Locate each line holding the string "arcsec" and copy it.

Rows from a figure dataset
##########

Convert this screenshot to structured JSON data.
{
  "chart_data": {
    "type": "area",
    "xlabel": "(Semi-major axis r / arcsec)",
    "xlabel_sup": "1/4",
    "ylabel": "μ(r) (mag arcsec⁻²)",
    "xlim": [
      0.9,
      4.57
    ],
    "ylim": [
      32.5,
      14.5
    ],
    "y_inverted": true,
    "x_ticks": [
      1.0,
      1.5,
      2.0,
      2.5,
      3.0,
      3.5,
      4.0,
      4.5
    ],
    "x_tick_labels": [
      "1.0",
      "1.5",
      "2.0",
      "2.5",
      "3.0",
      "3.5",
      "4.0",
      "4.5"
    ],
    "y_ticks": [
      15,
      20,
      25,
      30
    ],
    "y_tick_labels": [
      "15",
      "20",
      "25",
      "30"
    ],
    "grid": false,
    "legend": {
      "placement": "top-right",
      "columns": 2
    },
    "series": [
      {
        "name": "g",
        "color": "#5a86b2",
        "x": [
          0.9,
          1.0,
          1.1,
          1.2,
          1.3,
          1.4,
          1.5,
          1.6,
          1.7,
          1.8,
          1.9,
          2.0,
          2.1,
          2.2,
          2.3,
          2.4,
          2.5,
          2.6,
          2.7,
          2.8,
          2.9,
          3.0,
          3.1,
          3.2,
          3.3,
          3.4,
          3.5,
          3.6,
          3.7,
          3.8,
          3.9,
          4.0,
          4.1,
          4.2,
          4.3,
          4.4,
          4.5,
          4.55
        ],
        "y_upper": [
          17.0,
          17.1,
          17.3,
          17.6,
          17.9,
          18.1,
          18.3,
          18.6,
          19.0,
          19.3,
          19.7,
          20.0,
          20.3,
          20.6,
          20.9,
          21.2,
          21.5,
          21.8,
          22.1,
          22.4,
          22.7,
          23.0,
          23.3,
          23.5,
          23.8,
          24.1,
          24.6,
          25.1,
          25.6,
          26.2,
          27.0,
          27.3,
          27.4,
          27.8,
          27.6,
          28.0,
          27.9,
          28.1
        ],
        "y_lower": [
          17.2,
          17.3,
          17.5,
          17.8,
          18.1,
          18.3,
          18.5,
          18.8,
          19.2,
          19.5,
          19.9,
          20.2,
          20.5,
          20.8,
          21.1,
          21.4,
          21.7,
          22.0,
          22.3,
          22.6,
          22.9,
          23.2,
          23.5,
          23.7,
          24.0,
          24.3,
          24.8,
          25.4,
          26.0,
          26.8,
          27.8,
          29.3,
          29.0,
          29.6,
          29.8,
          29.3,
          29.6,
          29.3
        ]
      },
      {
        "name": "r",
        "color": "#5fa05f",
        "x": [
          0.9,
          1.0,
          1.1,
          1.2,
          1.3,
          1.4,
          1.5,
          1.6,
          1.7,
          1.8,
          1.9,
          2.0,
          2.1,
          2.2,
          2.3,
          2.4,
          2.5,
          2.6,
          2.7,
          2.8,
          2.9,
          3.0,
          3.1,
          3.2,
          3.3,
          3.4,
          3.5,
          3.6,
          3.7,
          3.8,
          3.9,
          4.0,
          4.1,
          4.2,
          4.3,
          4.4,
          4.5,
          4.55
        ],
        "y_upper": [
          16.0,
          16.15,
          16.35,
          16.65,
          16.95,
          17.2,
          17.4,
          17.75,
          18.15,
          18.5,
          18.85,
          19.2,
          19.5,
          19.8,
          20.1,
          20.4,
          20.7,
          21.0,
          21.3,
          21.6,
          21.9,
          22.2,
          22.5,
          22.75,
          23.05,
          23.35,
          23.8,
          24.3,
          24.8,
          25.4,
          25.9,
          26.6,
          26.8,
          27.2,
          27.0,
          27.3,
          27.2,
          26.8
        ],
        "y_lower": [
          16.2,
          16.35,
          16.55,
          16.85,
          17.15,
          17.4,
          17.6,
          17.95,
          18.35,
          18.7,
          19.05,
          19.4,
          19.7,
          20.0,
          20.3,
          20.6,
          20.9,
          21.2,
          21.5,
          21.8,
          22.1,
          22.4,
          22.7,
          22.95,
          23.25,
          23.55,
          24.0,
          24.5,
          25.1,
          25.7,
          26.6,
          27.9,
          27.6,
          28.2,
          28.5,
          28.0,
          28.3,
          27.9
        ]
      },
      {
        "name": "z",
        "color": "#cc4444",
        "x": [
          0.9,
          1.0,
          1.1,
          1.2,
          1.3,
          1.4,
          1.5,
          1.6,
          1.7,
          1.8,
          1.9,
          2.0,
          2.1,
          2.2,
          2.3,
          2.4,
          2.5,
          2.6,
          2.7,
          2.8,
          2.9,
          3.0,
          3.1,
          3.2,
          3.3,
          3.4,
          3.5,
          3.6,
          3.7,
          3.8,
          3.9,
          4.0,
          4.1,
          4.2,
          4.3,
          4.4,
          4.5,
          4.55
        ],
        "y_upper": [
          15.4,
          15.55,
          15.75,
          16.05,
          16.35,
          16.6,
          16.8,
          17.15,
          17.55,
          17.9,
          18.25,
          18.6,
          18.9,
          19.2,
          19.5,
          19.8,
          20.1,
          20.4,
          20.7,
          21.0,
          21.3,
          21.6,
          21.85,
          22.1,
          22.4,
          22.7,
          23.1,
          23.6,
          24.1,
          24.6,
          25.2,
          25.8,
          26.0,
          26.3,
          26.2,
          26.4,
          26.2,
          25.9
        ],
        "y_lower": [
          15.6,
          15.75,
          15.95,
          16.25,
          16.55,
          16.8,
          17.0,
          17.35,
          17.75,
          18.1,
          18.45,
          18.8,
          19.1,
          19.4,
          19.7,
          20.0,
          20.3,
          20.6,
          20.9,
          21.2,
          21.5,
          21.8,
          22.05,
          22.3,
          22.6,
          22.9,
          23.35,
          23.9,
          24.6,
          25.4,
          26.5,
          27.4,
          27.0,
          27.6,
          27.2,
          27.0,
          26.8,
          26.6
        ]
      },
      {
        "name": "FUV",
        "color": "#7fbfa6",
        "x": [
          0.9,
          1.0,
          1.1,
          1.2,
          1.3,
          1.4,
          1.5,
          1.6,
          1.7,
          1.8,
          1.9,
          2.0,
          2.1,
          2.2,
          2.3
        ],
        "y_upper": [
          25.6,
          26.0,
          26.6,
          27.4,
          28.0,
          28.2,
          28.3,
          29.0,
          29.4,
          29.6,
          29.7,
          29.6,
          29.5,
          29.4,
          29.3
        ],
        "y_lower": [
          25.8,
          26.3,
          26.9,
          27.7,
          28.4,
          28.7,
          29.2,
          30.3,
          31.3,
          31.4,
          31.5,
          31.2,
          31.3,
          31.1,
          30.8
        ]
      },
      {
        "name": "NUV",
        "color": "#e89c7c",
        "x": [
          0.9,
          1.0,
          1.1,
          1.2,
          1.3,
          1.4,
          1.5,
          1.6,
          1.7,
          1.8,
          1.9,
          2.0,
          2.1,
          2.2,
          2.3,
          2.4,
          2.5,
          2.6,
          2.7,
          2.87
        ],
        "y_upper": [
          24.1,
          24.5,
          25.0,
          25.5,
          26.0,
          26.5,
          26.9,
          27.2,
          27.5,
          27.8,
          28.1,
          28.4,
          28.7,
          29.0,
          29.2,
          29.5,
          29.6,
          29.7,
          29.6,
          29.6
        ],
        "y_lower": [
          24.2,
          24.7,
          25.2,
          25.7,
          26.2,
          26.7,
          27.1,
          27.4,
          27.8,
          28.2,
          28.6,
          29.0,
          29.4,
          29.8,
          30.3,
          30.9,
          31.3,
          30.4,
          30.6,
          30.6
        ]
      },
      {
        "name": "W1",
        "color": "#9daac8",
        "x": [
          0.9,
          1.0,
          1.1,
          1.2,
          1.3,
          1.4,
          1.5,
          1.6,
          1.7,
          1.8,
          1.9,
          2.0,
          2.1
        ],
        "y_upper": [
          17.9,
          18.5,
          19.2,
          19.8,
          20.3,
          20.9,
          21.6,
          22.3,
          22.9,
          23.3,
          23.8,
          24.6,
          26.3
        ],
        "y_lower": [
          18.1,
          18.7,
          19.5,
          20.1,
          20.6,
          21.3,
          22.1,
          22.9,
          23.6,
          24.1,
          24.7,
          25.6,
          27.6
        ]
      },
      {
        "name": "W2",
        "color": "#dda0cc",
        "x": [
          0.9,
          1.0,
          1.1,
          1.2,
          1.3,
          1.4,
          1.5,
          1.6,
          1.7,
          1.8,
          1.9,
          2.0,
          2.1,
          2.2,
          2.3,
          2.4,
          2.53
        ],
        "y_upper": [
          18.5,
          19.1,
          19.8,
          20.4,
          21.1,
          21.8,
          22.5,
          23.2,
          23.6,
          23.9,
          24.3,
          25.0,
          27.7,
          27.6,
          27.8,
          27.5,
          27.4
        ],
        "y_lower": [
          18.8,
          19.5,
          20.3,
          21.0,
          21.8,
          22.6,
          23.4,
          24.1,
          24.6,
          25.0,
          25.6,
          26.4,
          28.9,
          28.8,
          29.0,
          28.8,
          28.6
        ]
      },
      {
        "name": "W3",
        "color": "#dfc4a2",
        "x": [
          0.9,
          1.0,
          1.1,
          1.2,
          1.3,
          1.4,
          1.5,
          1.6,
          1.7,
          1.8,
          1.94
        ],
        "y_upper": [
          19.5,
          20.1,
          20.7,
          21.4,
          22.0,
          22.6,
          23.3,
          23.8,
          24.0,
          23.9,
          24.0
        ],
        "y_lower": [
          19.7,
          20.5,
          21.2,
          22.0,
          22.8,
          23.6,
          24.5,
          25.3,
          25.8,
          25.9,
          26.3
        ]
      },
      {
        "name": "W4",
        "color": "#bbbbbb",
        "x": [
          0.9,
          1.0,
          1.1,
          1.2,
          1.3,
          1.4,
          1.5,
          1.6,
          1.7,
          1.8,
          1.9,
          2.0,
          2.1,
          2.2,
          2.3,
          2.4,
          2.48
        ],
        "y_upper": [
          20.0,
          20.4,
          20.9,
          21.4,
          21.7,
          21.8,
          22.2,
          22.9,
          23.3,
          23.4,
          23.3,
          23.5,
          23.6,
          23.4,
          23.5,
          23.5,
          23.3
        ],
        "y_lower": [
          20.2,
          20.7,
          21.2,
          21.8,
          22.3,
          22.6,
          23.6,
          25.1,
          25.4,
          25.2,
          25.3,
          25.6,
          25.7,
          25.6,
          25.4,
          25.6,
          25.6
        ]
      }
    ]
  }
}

##########

**TASK SOLUTION**.
    "xlabel": "(Semi-major axis r / arcsec)",
    "ylabel": "μ(r) (mag arcsec⁻²)",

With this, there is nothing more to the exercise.